- _Directive_
Quote every line below exactly as it reads.

====== Records for this exercise

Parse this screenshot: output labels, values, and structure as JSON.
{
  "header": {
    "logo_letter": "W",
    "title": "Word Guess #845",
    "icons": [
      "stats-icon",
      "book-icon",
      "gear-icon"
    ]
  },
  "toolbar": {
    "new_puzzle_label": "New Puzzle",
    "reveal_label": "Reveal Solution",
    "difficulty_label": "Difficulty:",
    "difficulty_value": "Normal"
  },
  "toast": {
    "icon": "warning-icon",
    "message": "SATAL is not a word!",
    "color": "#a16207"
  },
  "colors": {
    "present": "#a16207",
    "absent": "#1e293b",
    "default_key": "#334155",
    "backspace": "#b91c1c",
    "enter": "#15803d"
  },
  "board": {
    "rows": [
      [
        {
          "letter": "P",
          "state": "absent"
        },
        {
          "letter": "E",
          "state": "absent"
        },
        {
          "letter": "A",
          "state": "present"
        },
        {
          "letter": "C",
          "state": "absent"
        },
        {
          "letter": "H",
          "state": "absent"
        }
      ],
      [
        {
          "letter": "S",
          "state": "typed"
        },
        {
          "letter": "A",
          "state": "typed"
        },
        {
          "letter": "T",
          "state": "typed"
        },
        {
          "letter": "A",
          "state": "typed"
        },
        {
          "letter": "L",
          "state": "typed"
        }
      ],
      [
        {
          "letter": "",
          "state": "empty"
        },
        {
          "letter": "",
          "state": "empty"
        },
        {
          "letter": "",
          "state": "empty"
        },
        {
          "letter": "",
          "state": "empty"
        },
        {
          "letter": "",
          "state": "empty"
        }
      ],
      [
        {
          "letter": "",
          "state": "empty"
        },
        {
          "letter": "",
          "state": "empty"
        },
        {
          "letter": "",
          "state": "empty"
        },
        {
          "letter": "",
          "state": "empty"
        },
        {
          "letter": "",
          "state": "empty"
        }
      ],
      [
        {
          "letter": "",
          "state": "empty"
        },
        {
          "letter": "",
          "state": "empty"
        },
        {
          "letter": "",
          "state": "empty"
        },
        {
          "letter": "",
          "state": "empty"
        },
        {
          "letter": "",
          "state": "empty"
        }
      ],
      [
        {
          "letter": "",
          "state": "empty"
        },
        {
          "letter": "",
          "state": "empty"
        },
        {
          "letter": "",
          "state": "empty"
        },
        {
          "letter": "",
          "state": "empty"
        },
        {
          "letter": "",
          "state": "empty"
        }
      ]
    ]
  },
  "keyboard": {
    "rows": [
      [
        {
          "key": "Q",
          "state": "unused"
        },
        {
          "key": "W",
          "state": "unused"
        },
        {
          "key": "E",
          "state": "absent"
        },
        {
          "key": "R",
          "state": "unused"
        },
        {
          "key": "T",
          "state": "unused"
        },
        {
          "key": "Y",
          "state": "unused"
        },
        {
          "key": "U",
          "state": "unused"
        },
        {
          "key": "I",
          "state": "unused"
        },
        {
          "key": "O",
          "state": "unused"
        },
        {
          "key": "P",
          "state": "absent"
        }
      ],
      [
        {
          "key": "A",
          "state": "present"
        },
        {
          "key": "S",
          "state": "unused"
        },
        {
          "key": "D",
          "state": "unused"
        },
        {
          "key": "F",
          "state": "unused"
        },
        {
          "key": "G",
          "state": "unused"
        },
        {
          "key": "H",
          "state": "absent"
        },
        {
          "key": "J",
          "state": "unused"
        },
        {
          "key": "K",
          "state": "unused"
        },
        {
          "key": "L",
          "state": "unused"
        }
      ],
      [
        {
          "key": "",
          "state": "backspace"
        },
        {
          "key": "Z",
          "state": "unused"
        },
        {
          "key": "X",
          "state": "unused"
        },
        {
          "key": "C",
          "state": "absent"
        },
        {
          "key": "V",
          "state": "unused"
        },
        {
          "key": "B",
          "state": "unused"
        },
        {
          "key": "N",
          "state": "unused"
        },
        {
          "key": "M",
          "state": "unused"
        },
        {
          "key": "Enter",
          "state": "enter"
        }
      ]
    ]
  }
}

============

- _Response to this exercise_
Parse this screenshot: output labels, values, and structure as JSON.
{
  "header": {
    "logo_letter": "W",
    "title": "Word Guess #845",
    "icons": [
      "stats-icon",
      "book-icon",
      "gear-icon"
    ]
  },
  "toolbar": {
    "new_puzzle_label": "New Puzzle",
    "reveal_label": "Reveal Solution",
    "difficulty_label": "Difficulty:",
    "difficulty_value": "Normal"
  },
  "toast": {
    "icon": "warning-icon",
    "message": "SATAL is not a word!",
    "color": "#a16207"
  },
  "colors": {
    "present": "#a16207",
    "absent": "#1e293b",
    "default_key": "#334155",
    "backspace": "#b91c1c",
    "enter": "#15803d"
  },
  "board": {
    "rows": [
      [
        {
          "letter": "P",
          "state": "absent"
        },
        {
          "letter": "E",
          "state": "absent"
        },
        {
          "letter": "A",
          "state": "present"
        },
        {
          "letter": "C",
          "state": "absent"
        },
        {
          "letter": "H",
          "state": "absent"
        }
      ],
      [
        {
          "letter": "S",
          "state": "typed"
        },
        {
          "letter": "A",
          "state": "typed"
        },
        {
          "letter": "T",
          "state": "typed"
        },
        {
          "letter": "A",
          "state": "typed"
        },
        {
          "letter": "L",
          "state": "typed"
        }
      ],
      [
        {
          "letter": "",
          "state": "empty"
        },
        {
          "letter": "",
          "state": "empty"
        },
        {
          "letter": "",
          "state": "empty"
        },
        {
          "letter": "",
          "state": "empty"
        },
        {
          "letter": "",
          "state": "empty"
        }
      ],
      [
        {
          "letter": "",
          "state": "empty"
        },
        {
          "letter": "",
          "state": "empty"
        },
        {
          "letter": "",
          "state": "empty"
        },
        {
          "letter": "",
          "state": "empty"
        },
        {
          "letter": "",
          "state": "empty"
        }
      ],
      [
        {
          "letter": "",
          "state": "empty"
        },
        {
          "letter": "",
          "state": "empty"
        },
        {
          "letter": "",
          "state": "empty"
        },
        {
          "letter": "",
          "state": "empty"
        },
        {
          "letter": "",
          "state": "empty"
        }
      ],
      [
        {
          "letter": "",
          "state": "empty"
        },
        {
          "letter": "",
          "state": "empty"
        },
        {
          "letter": "",
          "state": "empty"
        },
        {
          "letter": "",
          "state": "empty"
        },
        {
          "letter": "",
          "state": "empty"
        }
      ]
    ]
  },
  "keyboard": {
    "rows": [
      [
        {
          "key": "Q",
          "state": "unused"
        },
        {
          "key": "W",
          "state": "unused"
        },
        {
          "key": "E",
          "state": "absent"
        },
        {
          "key": "R",
          "state": "unused"
        },
        {
          "key": "T",
          "state": "unused"
        },
        {
          "key": "Y",
          "state": "unused"
        },
        {
          "key": "U",
          "state": "unused"
        },
        {
          "key": "I",
          "state": "unused"
        },
        {
          "key": "O",
          "state": "unused"
        },
        {
          "key": "P",
          "state": "absent"
        }
      ],
      [
        {
          "key": "A",
          "state": "present"
        },
        {
          "key": "S",
          "state": "unused"
        },
        {
          "key": "D",
          "state": "unused"
        },
        {
          "key": "F",
          "state": "unused"
        },
        {
          "key": "G",
          "state": "unused"
        },
        {
          "key": "H",
          "state": "absent"
        },
        {
          "key": "J",
          "state": "unused"
        },
        {
          "key": "K",
          "state": "unused"
        },
        {
          "key": "L",
          "state": "unused"
        }
      ],
      [
        {
          "key": "",
          "state": "backspace"
        },
        {
          "key": "Z",
          "state": "unused"
        },
        {
          "key": "X",
          "state": "unused"
        },
        {
          "key": "C",
          "state": "absent"
        },
        {
          "key": "V",
          "state": "unused"
        },
        {
          "key": "B",
          "state": "unused"
        },
        {
          "key": "N",
          "state": "unused"
        },
        {
          "key": "M",
          "state": "unused"
        },
        {
          "key": "Enter",
          "state": "enter"
        }
      ]
    ]
  }
}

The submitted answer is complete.